* What is required: Could you extract every entry below and reproduce it exactly?

════════

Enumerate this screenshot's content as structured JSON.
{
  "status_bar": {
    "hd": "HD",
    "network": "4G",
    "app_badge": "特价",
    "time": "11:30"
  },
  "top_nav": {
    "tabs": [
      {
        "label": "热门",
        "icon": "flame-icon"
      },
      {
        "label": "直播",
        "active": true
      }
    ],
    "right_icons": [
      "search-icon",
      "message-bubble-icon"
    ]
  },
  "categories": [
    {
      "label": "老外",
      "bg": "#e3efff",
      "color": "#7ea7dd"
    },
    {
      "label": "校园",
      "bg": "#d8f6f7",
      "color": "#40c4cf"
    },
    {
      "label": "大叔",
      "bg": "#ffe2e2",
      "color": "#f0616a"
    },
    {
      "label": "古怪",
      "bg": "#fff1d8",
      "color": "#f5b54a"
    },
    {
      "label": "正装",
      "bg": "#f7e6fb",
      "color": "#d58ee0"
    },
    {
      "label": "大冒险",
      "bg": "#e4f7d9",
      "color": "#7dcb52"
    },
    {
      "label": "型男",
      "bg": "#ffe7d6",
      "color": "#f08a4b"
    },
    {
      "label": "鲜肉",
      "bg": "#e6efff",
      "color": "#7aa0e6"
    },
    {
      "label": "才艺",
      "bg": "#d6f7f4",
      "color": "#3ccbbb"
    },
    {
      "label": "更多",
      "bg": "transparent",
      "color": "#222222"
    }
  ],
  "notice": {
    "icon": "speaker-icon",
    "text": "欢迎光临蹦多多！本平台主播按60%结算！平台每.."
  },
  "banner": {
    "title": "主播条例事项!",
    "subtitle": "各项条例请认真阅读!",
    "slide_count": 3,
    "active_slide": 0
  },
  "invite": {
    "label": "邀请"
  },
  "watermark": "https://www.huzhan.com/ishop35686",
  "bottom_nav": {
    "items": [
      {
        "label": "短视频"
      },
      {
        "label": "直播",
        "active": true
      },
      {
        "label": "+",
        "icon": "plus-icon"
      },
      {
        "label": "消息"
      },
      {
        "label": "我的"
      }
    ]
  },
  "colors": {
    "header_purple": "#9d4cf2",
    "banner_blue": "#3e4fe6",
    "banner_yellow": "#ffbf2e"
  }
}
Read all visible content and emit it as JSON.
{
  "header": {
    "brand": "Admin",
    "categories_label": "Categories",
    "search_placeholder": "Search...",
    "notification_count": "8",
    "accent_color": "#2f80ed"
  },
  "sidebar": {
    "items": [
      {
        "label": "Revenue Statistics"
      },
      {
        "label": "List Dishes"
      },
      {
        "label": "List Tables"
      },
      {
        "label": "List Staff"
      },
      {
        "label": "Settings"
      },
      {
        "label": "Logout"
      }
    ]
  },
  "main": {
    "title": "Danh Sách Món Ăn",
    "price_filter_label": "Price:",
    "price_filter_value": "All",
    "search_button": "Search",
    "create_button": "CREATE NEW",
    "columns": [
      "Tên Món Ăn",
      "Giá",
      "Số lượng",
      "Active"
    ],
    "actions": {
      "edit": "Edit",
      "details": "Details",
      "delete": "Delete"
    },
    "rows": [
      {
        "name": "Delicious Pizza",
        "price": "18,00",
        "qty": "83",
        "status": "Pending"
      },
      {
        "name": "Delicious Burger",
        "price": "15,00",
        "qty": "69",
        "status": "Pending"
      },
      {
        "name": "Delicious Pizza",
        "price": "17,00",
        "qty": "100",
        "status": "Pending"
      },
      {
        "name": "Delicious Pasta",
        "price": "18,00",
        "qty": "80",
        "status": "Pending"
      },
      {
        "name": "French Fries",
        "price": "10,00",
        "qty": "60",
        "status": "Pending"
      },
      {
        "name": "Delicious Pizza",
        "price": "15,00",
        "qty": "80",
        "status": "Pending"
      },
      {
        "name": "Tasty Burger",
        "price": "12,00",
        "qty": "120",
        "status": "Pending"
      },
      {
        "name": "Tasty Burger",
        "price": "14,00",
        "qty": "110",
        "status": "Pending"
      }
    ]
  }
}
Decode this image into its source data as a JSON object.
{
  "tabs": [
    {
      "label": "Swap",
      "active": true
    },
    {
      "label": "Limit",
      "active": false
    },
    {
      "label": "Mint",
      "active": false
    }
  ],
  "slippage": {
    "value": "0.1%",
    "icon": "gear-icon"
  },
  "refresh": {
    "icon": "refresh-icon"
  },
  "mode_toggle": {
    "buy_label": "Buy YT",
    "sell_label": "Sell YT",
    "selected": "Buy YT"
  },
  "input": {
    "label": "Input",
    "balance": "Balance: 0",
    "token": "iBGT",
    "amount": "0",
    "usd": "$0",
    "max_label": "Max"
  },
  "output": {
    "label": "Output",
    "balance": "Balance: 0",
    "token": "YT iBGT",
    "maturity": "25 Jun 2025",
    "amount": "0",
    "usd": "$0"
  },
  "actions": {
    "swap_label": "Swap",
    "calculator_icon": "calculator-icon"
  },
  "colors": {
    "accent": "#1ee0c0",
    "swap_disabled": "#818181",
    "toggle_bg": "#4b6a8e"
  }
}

════════

* Complete answer:
Enumerate this screenshot's content as structured JSON.
{
  "status_bar": {
    "hd": "HD",
    "network": "4G",
    "app_badge": "特价",
    "time": "11:30"
  },
  "top_nav": {
    "tabs": [
      {
        "label": "热门",
        "icon": "flame-icon"
      },
      {
        "label": "直播",
        "active": true
      }
    ],
    "right_icons": [
      "search-icon",
      "message-bubble-icon"
    ]
  },
  "categories": [
    {
      "label": "老外",
      "bg": "#e3efff",
      "color": "#7ea7dd"
    },
    {
      "label": "校园",
      "bg": "#d8f6f7",
      "color": "#40c4cf"
    },
    {
      "label": "大叔",
      "bg": "#ffe2e2",
      "color": "#f0616a"
    },
    {
      "label": "古怪",
      "bg": "#fff1d8",
      "color": "#f5b54a"
    },
    {
      "label": "正装",
      "bg": "#f7e6fb",
      "color": "#d58ee0"
    },
    {
      "label": "大冒险",
      "bg": "#e4f7d9",
      "color": "#7dcb52"
    },
    {
      "label": "型男",
      "bg": "#ffe7d6",
      "color": "#f08a4b"
    },
    {
      "label": "鲜肉",
      "bg": "#e6efff",
      "color": "#7aa0e6"
    },
    {
      "label": "才艺",
      "bg": "#d6f7f4",
      "color": "#3ccbbb"
    },
    {
      "label": "更多",
      "bg": "transparent",
      "color": "#222222"
    }
  ],
  "notice": {
    "icon": "speaker-icon",
    "text": "欢迎光临蹦多多！本平台主播按60%结算！平台每.."
  },
  "banner": {
    "title": "主播条例事项!",
    "subtitle": "各项条例请认真阅读!",
    "slide_count": 3,
    "active_slide": 0
  },
  "invite": {
    "label": "邀请"
  },
  "watermark": "https://www.huzhan.com/ishop35686",
  "bottom_nav": {
    "items": [
      {
        "label": "短视频"
      },
      {
        "label": "直播",
        "active": true
      },
      {
        "label": "+",
        "icon": "plus-icon"
      },
      {
        "label": "消息"
      },
      {
        "label": "我的"
      }
    ]
  },
  "colors": {
    "header_purple": "#9d4cf2",
    "banner_blue": "#3e4fe6",
    "banner_yellow": "#ffbf2e"
  }
}
Read all visible content and emit it as JSON.
{
  "header": {
    "brand": "Admin",
    "categories_label": "Categories",
    "search_placeholder": "Search...",
    "notification_count": "8",
    "accent_color": "#2f80ed"
  },
  "sidebar": {
    "items": [
      {
        "label": "Revenue Statistics"
      },
      {
        "label": "List Dishes"
      },
      {
        "label": "List Tables"
      },
      {
        "label": "List Staff"
      },
      {
        "label": "Settings"
      },
      {
        "label": "Logout"
      }
    ]
  },
  "main": {
    "title": "Danh Sách Món Ăn",
    "price_filter_label": "Price:",
    "price_filter_value": "All",
    "search_button": "Search",
    "create_button": "CREATE NEW",
    "columns": [
      "Tên Món Ăn",
      "Giá",
      "Số lượng",
      "Active"
    ],
    "actions": {
      "edit": "Edit",
      "details": "Details",
      "delete": "Delete"
    },
    "rows": [
      {
        "name": "Delicious Pizza",
        "price": "18,00",
        "qty": "83",
        "status": "Pending"
      },
      {
        "name": "Delicious Burger",
        "price": "15,00",
        "qty": "69",
        "status": "Pending"
      },
      {
        "name": "Delicious Pizza",
        "price": "17,00",
        "qty": "100",
        "status": "Pending"
      },
      {
        "name": "Delicious Pasta",
        "price": "18,00",
        "qty": "80",
        "status": "Pending"
      },
      {
        "name": "French Fries",
        "price": "10,00",
        "qty": "60",
        "status": "Pending"
      },
      {
        "name": "Delicious Pizza",
        "price": "15,00",
        "qty": "80",
        "status": "Pending"
      },
      {
        "name": "Tasty Burger",
        "price": "12,00",
        "qty": "120",
        "status": "Pending"
      },
      {
        "name": "Tasty Burger",
        "price": "14,00",
        "qty": "110",
        "status": "Pending"
      }
    ]
  }
}
Decode this image into its source data as a JSON object.
{
  "tabs": [
    {
      "label": "Swap",
      "active": true
    },
    {
      "label": "Limit",
      "active": false
    },
    {
      "label": "Mint",
      "active": false
    }
  ],
  "slippage": {
    "value": "0.1%",
    "icon": "gear-icon"
  },
  "refresh": {
    "icon": "refresh-icon"
  },
  "mode_toggle": {
    "buy_label": "Buy YT",
    "sell_label": "Sell YT",
    "selected": "Buy YT"
  },
  "input": {
    "label": "Input",
    "balance": "Balance: 0",
    "token": "iBGT",
    "amount": "0",
    "usd": "$0",
    "max_label": "Max"
  },
  "output": {
    "label": "Output",
    "balance": "Balance: 0",
    "token": "YT iBGT",
    "maturity": "25 Jun 2025",
    "amount": "0",
    "usd": "$0"
  },
  "actions": {
    "swap_label": "Swap",
    "calculator_icon": "calculator-icon"
  },
  "colors": {
    "accent": "#1ee0c0",
    "swap_disabled": "#818181",
    "toggle_bg": "#4b6a8e"
  }
}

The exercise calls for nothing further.